§ **PAGE EXCERPT**:
══════
The common failure mode is lookup sprawl. Every include or redirect adds DNS work, and receivers stop after 10 lookups. That means a record can be syntactically correct but still fail under live evaluation.

Example SPF record

v=spf1 include:_spf.google.com include:sendgrid.net ~all

Watch

Eight or more lookups means you are close to a hard delivery failure.

Breaks trust

Multiple SPF records at the same host invalidate the result entirely.

Healthy state

One consolidated record that covers every active sender and stays below the lookup limit.

03 DKIM evidence

DKIM is the proof-of-origin layer for the message itself. The operator task is selector discipline and key rotation, not just record publication.

DKIM: message integrity

DKIM attaches a signature header to the message and lets the receiver verify it using a public key published in DNS. This proves the message was signed by a system with access to the private key and that key content was not altered in transit.

Each sender can use a different selector, which is useful for provider isolation and key rotation. It also creates a governance problem: selectors accumulate over time, and old ones can linger long after a provider should have been removed.
══════
§ **EXERCISE OBJECTIVE**: In the SPF and DKIM excerpt, condense the paragraph starting "Each sender can use a different selector" into a short bulleted list that keeps its main facts. None of the entries matter for this work.

§ **LISTED RECORDS**:
══════
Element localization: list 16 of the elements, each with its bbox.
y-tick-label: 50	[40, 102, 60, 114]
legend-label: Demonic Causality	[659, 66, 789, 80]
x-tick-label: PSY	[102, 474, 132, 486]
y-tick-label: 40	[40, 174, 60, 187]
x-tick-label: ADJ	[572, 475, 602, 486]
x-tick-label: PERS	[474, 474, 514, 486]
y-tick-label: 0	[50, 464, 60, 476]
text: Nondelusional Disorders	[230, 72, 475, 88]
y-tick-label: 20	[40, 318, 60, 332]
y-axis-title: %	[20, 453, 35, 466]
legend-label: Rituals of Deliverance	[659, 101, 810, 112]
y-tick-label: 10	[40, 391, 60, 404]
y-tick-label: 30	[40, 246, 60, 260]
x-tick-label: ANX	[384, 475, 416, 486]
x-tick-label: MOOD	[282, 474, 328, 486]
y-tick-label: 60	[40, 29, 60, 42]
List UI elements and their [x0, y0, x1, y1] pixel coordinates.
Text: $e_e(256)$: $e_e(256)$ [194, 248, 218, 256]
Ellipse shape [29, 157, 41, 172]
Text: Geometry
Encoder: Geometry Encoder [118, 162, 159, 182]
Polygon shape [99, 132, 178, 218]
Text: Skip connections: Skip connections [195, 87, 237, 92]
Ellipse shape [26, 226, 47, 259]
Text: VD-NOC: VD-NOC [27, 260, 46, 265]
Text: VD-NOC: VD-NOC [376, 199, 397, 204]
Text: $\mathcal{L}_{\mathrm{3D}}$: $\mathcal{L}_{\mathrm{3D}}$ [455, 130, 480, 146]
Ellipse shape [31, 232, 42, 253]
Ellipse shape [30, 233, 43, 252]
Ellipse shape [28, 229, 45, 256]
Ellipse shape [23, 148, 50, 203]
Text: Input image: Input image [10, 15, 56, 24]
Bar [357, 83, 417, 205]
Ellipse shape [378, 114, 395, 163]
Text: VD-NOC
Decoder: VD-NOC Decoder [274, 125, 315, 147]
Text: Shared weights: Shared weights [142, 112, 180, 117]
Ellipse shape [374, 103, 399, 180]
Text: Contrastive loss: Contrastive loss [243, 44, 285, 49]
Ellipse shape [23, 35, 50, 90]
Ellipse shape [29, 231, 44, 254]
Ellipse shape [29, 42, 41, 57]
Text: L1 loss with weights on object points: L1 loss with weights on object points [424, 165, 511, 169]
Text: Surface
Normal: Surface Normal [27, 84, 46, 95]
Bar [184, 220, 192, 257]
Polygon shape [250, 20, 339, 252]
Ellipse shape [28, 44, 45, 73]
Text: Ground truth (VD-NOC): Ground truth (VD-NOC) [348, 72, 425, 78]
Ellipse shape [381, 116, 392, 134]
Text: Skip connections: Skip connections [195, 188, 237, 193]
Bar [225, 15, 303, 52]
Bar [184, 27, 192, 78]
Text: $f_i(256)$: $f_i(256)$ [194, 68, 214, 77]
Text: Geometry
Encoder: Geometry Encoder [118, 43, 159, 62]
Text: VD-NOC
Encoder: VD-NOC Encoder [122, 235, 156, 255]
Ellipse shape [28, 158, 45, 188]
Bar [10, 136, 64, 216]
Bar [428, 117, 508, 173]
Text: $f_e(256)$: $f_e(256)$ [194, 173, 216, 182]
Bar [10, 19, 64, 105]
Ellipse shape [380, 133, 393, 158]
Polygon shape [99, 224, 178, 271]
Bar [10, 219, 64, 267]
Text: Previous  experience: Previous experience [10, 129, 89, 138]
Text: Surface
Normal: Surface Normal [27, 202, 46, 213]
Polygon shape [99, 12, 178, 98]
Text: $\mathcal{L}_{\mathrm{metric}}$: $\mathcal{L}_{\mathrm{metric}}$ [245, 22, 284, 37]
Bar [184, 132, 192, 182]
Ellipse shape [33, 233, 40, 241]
══════
§ **TASK SOLUTION**:
- Each sender can use its own DKIM selector.
- This helps with provider isolation and key rotation.
- It also creates a governance problem: selectors accumulate over time.
- Old selectors can remain long after a provider should have been removed.